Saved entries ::
···

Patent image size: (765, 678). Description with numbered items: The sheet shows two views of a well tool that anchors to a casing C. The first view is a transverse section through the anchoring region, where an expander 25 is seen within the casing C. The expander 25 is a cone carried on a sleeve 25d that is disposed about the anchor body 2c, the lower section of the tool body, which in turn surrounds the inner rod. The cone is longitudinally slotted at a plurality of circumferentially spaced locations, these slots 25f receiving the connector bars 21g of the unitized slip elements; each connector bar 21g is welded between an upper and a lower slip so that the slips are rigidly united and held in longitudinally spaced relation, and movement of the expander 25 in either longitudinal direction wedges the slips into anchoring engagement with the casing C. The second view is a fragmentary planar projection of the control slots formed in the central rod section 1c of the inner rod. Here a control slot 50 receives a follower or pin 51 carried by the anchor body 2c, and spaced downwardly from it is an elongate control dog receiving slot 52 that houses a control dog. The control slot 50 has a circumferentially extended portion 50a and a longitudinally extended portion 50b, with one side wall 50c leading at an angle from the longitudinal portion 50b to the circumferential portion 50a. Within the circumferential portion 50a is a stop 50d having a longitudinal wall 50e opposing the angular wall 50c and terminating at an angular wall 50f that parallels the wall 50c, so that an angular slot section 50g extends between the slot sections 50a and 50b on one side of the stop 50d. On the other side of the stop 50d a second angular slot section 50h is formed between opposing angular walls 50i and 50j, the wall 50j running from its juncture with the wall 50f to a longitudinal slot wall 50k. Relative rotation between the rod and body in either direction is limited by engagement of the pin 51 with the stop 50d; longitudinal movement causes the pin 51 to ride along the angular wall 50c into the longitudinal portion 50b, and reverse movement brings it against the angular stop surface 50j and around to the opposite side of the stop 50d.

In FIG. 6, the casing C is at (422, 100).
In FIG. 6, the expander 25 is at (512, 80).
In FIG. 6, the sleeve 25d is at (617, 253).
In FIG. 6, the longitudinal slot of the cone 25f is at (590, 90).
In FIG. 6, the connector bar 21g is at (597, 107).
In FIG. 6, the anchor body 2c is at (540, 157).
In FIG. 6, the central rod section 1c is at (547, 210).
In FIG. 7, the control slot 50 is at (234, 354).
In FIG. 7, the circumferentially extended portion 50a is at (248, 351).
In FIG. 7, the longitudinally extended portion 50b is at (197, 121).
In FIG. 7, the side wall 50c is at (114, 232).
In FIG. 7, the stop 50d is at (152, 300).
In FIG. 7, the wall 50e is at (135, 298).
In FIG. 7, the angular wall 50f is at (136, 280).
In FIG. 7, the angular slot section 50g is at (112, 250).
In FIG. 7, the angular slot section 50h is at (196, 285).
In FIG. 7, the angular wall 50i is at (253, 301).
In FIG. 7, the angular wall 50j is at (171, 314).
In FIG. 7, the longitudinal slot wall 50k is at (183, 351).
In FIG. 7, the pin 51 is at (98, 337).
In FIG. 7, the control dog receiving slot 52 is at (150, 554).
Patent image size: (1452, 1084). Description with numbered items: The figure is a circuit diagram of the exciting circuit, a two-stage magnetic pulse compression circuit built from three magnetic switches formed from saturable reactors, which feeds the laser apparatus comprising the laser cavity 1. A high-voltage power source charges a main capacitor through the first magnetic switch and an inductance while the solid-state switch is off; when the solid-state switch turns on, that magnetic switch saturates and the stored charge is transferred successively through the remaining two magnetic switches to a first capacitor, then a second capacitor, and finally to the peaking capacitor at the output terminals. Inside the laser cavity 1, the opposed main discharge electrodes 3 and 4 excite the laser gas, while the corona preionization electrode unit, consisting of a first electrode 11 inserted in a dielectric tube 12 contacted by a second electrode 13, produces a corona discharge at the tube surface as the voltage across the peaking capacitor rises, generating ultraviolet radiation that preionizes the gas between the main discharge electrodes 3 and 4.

···

Tally how many lines of the entries above include the word "output". Reply with the number alone.

1